* What the task requires: Search the material for the word "noon" and copy each line that holds it.

+++ Records provided

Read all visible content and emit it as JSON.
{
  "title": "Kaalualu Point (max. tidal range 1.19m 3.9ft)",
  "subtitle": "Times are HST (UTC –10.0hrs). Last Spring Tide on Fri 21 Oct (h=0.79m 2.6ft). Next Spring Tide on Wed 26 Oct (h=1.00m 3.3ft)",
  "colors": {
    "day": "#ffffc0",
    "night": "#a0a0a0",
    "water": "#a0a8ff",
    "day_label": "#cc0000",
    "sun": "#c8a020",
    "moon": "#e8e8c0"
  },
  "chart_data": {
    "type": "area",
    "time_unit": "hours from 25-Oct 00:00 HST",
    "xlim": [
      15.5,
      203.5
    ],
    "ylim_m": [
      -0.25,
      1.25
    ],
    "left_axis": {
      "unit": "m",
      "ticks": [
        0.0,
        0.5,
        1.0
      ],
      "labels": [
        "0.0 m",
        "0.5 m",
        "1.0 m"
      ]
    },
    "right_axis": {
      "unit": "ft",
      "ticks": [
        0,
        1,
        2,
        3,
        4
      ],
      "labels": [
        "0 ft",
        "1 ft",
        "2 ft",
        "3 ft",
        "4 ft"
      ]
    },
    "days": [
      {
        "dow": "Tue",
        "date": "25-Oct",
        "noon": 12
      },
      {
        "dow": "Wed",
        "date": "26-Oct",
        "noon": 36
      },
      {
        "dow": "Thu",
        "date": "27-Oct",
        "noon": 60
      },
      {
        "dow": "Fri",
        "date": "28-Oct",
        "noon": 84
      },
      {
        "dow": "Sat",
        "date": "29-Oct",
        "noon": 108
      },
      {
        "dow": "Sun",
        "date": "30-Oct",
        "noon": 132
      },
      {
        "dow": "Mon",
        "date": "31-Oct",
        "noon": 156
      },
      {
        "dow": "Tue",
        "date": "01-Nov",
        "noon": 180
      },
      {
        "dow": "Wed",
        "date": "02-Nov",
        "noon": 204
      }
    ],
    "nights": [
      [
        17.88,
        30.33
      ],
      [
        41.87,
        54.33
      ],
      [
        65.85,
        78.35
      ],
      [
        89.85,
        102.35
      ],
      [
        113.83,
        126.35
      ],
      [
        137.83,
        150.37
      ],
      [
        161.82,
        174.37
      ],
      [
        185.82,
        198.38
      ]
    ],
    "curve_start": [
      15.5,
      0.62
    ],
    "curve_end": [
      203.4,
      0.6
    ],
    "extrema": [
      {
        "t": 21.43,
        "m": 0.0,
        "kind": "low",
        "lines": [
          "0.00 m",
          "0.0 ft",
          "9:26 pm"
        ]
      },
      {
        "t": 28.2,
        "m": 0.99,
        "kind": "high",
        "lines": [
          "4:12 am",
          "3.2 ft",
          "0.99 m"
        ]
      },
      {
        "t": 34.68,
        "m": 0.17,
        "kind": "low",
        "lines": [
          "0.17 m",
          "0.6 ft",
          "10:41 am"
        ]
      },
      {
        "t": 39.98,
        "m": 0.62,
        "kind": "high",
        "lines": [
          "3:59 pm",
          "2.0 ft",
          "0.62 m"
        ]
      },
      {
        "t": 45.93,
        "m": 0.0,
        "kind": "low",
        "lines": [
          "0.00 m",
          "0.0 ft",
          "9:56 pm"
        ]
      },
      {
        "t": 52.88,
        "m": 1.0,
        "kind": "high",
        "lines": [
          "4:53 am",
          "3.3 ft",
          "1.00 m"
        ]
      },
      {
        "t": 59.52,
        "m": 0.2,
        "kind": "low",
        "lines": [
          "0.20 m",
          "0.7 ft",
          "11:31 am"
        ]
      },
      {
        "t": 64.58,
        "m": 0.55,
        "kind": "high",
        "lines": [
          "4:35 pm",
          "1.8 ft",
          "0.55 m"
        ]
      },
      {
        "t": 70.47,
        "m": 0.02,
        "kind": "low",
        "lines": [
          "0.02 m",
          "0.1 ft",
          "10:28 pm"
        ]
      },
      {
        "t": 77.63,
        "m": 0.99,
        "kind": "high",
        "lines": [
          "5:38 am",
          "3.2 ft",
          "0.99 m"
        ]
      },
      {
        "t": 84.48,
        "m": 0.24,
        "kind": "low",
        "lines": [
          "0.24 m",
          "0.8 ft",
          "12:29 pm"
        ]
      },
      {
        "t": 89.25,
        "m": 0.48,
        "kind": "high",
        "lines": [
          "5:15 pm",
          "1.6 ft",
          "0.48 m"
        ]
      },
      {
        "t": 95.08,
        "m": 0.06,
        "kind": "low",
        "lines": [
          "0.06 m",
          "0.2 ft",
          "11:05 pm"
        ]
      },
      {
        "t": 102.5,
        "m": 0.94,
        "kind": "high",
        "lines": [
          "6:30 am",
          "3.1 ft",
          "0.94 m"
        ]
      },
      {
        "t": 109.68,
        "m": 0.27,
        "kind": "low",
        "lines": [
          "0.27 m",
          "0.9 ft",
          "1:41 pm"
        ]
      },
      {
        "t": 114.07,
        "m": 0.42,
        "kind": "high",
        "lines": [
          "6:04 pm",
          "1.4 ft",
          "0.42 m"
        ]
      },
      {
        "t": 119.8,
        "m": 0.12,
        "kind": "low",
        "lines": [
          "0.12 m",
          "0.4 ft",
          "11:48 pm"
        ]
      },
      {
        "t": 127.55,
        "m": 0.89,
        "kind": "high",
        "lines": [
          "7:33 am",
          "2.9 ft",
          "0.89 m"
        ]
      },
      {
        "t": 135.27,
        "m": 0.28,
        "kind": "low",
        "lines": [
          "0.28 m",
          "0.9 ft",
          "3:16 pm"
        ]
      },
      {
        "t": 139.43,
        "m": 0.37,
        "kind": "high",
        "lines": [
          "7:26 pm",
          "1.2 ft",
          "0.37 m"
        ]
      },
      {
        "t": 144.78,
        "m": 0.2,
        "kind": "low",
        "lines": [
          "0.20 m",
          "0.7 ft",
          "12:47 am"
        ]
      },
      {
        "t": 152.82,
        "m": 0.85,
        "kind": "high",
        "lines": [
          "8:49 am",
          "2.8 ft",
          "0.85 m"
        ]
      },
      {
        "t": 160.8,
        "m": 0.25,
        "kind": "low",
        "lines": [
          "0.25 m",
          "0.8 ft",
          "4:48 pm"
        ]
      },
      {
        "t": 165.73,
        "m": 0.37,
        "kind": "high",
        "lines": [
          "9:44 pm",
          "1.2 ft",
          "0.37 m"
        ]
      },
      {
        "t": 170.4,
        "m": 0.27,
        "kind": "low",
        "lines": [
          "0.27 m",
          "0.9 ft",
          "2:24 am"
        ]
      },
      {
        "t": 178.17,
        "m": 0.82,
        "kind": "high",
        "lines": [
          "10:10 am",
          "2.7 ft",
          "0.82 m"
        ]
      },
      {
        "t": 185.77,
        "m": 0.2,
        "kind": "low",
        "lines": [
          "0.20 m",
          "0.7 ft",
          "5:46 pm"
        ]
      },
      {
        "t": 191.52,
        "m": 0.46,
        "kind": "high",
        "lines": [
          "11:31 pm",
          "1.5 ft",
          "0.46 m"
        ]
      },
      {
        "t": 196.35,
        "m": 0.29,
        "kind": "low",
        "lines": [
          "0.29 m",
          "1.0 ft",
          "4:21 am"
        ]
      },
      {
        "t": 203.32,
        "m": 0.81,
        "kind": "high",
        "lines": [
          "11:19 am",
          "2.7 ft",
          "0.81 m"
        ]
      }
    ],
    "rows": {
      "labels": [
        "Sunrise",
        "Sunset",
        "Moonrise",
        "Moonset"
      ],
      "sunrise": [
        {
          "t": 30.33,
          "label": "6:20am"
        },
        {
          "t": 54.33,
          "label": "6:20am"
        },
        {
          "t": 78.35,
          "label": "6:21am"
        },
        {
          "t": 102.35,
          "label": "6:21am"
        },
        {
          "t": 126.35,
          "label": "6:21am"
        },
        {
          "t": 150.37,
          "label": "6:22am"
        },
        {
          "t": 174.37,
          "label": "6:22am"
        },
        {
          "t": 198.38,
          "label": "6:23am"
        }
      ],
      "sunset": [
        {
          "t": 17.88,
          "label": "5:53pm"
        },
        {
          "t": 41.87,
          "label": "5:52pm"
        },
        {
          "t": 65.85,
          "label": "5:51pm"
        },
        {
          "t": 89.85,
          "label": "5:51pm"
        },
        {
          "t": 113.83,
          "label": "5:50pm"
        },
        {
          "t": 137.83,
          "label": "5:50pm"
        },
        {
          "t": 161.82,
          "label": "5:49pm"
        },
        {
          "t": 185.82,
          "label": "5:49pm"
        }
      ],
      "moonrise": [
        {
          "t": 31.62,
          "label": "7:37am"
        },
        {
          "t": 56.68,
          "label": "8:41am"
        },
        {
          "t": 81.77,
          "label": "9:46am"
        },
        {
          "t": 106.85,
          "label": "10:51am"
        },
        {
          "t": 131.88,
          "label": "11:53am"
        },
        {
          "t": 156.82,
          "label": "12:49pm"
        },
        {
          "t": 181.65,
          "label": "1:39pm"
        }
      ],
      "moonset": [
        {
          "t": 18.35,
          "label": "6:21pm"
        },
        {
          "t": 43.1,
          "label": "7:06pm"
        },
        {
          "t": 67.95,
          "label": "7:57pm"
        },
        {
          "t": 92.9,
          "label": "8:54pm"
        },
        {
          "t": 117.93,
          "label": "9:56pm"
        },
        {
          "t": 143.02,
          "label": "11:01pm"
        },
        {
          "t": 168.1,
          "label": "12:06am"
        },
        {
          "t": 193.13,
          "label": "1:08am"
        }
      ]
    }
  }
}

++++++

* Output for this task:
        "noon": 12
        "noon": 36
        "noon": 60
        "noon": 84
        "noon": 108
        "noon": 132
        "noon": 156
        "noon": 180
        "noon": 204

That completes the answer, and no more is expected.